Exercise – Word for word, quote all of the material, omitting the pictures.

Some records:
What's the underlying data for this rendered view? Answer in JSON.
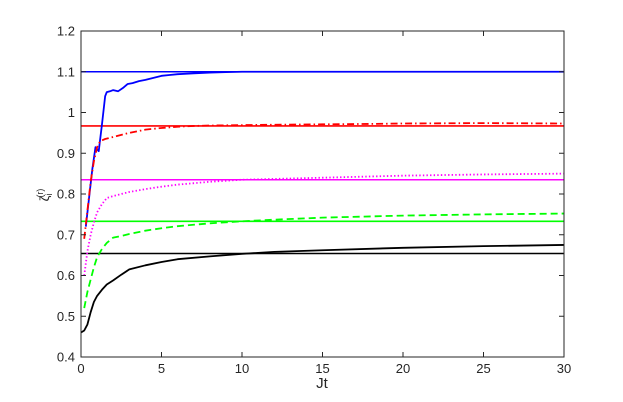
{
  "chart_data": {
    "type": "line",
    "title": "",
    "xlabel": "Jt",
    "ylabel": "ζ_i^(r)",
    "ylabel_main": "ζ",
    "ylabel_sub": "i",
    "ylabel_sup": "(r)",
    "xlim": [
      0,
      30
    ],
    "ylim": [
      0.4,
      1.2
    ],
    "xticks": [
      0,
      5,
      10,
      15,
      20,
      25,
      30
    ],
    "yticks": [
      0.4,
      0.5,
      0.6,
      0.7,
      0.8,
      0.9,
      1.0,
      1.1,
      1.2
    ],
    "xtick_labels": [
      "0",
      "5",
      "10",
      "15",
      "20",
      "25",
      "30"
    ],
    "ytick_labels": [
      "0.4",
      "0.5",
      "0.6",
      "0.7",
      "0.8",
      "0.9",
      "1",
      "1.1",
      "1.2"
    ],
    "grid": false,
    "legend": "none",
    "reference_lines": [
      {
        "y": 1.1,
        "color": "#0000ff"
      },
      {
        "y": 0.967,
        "color": "#ff0000"
      },
      {
        "y": 0.835,
        "color": "#ff00ff"
      },
      {
        "y": 0.733,
        "color": "#00ff00"
      },
      {
        "y": 0.654,
        "color": "#000000"
      }
    ],
    "series": [
      {
        "color": "#0000ff",
        "style": "solid",
        "x": [
          0.3,
          0.5,
          0.7,
          0.9,
          1.1,
          1.3,
          1.5,
          1.6,
          1.8,
          2.0,
          2.3,
          2.6,
          2.9,
          3.2,
          3.6,
          4.0,
          4.5,
          5.0,
          5.5,
          6.0,
          7.0,
          8.0,
          9.0,
          10.0,
          12.0,
          15.0,
          20.0,
          25.0,
          30.0
        ],
        "y": [
          0.72,
          0.79,
          0.86,
          0.915,
          0.905,
          0.97,
          1.04,
          1.05,
          1.052,
          1.055,
          1.052,
          1.06,
          1.07,
          1.072,
          1.077,
          1.08,
          1.085,
          1.09,
          1.092,
          1.094,
          1.096,
          1.098,
          1.099,
          1.1,
          1.1,
          1.1,
          1.1,
          1.1,
          1.1
        ]
      },
      {
        "color": "#ff0000",
        "style": "dashdot",
        "x": [
          0.2,
          0.4,
          0.6,
          0.8,
          1.0,
          1.2,
          1.5,
          2.0,
          3.0,
          4.0,
          5.0,
          6.0,
          7.0,
          8.0,
          10.0,
          12.0,
          15.0,
          18.0,
          20.0,
          25.0,
          30.0
        ],
        "y": [
          0.69,
          0.76,
          0.83,
          0.88,
          0.915,
          0.93,
          0.935,
          0.94,
          0.95,
          0.958,
          0.962,
          0.965,
          0.967,
          0.968,
          0.969,
          0.97,
          0.971,
          0.972,
          0.973,
          0.974,
          0.973
        ]
      },
      {
        "color": "#ff00ff",
        "style": "dotted",
        "x": [
          0.2,
          0.4,
          0.6,
          0.8,
          1.0,
          1.3,
          1.6,
          2.0,
          2.5,
          3.0,
          4.0,
          5.0,
          6.0,
          8.0,
          10.0,
          15.0,
          20.0,
          25.0,
          30.0
        ],
        "y": [
          0.6,
          0.66,
          0.7,
          0.73,
          0.755,
          0.775,
          0.79,
          0.795,
          0.8,
          0.805,
          0.812,
          0.818,
          0.823,
          0.83,
          0.835,
          0.84,
          0.845,
          0.848,
          0.85
        ]
      },
      {
        "color": "#00ff00",
        "style": "dashed",
        "x": [
          0.2,
          0.4,
          0.6,
          0.8,
          1.0,
          1.3,
          1.6,
          2.0,
          2.5,
          3.0,
          4.0,
          5.0,
          6.0,
          8.0,
          10.0,
          12.0,
          15.0,
          20.0,
          25.0,
          30.0
        ],
        "y": [
          0.52,
          0.56,
          0.59,
          0.62,
          0.645,
          0.665,
          0.68,
          0.693,
          0.697,
          0.702,
          0.71,
          0.716,
          0.721,
          0.728,
          0.733,
          0.737,
          0.742,
          0.747,
          0.75,
          0.752
        ]
      },
      {
        "color": "#000000",
        "style": "solid",
        "x": [
          0.0,
          0.2,
          0.4,
          0.6,
          0.8,
          1.0,
          1.3,
          1.6,
          2.0,
          2.5,
          3.0,
          4.0,
          5.0,
          6.0,
          8.0,
          10.0,
          12.0,
          15.0,
          20.0,
          25.0,
          30.0
        ],
        "y": [
          0.46,
          0.465,
          0.48,
          0.51,
          0.535,
          0.55,
          0.565,
          0.578,
          0.588,
          0.602,
          0.615,
          0.625,
          0.633,
          0.64,
          0.647,
          0.653,
          0.658,
          0.662,
          0.668,
          0.672,
          0.675
        ]
      }
    ]
  }
}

The result –
What's the underlying data for this rendered view? Answer in JSON.
{
  "chart_data": {
    "type": "line",
    "title": "",
    "xlabel": "Jt",
    "ylabel": "ζ_i^(r)",
    "ylabel_main": "ζ",
    "ylabel_sub": "i",
    "ylabel_sup": "(r)",
    "xlim": [
      0,
      30
    ],
    "ylim": [
      0.4,
      1.2
    ],
    "xticks": [
      0,
      5,
      10,
      15,
      20,
      25,
      30
    ],
    "yticks": [
      0.4,
      0.5,
      0.6,
      0.7,
      0.8,
      0.9,
      1.0,
      1.1,
      1.2
    ],
    "xtick_labels": [
      "0",
      "5",
      "10",
      "15",
      "20",
      "25",
      "30"
    ],
    "ytick_labels": [
      "0.4",
      "0.5",
      "0.6",
      "0.7",
      "0.8",
      "0.9",
      "1",
      "1.1",
      "1.2"
    ],
    "grid": false,
    "legend": "none",
    "reference_lines": [
      {
        "y": 1.1,
        "color": "#0000ff"
      },
      {
        "y": 0.967,
        "color": "#ff0000"
      },
      {
        "y": 0.835,
        "color": "#ff00ff"
      },
      {
        "y": 0.733,
        "color": "#00ff00"
      },
      {
        "y": 0.654,
        "color": "#000000"
      }
    ],
    "series": [
      {
        "color": "#0000ff",
        "style": "solid",
        "x": [
          0.3,
          0.5,
          0.7,
          0.9,
          1.1,
          1.3,
          1.5,
          1.6,
          1.8,
          2.0,
          2.3,
          2.6,
          2.9,
          3.2,
          3.6,
          4.0,
          4.5,
          5.0,
          5.5,
          6.0,
          7.0,
          8.0,
          9.0,
          10.0,
          12.0,
          15.0,
          20.0,
          25.0,
          30.0
        ],
        "y": [
          0.72,
          0.79,
          0.86,
          0.915,
          0.905,
          0.97,
          1.04,
          1.05,
          1.052,
          1.055,
          1.052,
          1.06,
          1.07,
          1.072,
          1.077,
          1.08,
          1.085,
          1.09,
          1.092,
          1.094,
          1.096,
          1.098,
          1.099,
          1.1,
          1.1,
          1.1,
          1.1,
          1.1,
          1.1
        ]
      },
      {
        "color": "#ff0000",
        "style": "dashdot",
        "x": [
          0.2,
          0.4,
          0.6,
          0.8,
          1.0,
          1.2,
          1.5,
          2.0,
          3.0,
          4.0,
          5.0,
          6.0,
          7.0,
          8.0,
          10.0,
          12.0,
          15.0,
          18.0,
          20.0,
          25.0,
          30.0
        ],
        "y": [
          0.69,
          0.76,
          0.83,
          0.88,
          0.915,
          0.93,
          0.935,
          0.94,
          0.95,
          0.958,
          0.962,
          0.965,
          0.967,
          0.968,
          0.969,
          0.97,
          0.971,
          0.972,
          0.973,
          0.974,
          0.973
        ]
      },
      {
        "color": "#ff00ff",
        "style": "dotted",
        "x": [
          0.2,
          0.4,
          0.6,
          0.8,
          1.0,
          1.3,
          1.6,
          2.0,
          2.5,
          3.0,
          4.0,
          5.0,
          6.0,
          8.0,
          10.0,
          15.0,
          20.0,
          25.0,
          30.0
        ],
        "y": [
          0.6,
          0.66,
          0.7,
          0.73,
          0.755,
          0.775,
          0.79,
          0.795,
          0.8,
          0.805,
          0.812,
          0.818,
          0.823,
          0.83,
          0.835,
          0.84,
          0.845,
          0.848,
          0.85
        ]
      },
      {
        "color": "#00ff00",
        "style": "dashed",
        "x": [
          0.2,
          0.4,
          0.6,
          0.8,
          1.0,
          1.3,
          1.6,
          2.0,
          2.5,
          3.0,
          4.0,
          5.0,
          6.0,
          8.0,
          10.0,
          12.0,
          15.0,
          20.0,
          25.0,
          30.0
        ],
        "y": [
          0.52,
          0.56,
          0.59,
          0.62,
          0.645,
          0.665,
          0.68,
          0.693,
          0.697,
          0.702,
          0.71,
          0.716,
          0.721,
          0.728,
          0.733,
          0.737,
          0.742,
          0.747,
          0.75,
          0.752
        ]
      },
      {
        "color": "#000000",
        "style": "solid",
        "x": [
          0.0,
          0.2,
          0.4,
          0.6,
          0.8,
          1.0,
          1.3,
          1.6,
          2.0,
          2.5,
          3.0,
          4.0,
          5.0,
          6.0,
          8.0,
          10.0,
          12.0,
          15.0,
          20.0,
          25.0,
          30.0
        ],
        "y": [
          0.46,
          0.465,
          0.48,
          0.51,
          0.535,
          0.55,
          0.565,
          0.578,
          0.588,
          0.602,
          0.615,
          0.625,
          0.633,
          0.64,
          0.647,
          0.653,
          0.658,
          0.662,
          0.668,
          0.672,
          0.675
        ]
      }
    ]
  }
}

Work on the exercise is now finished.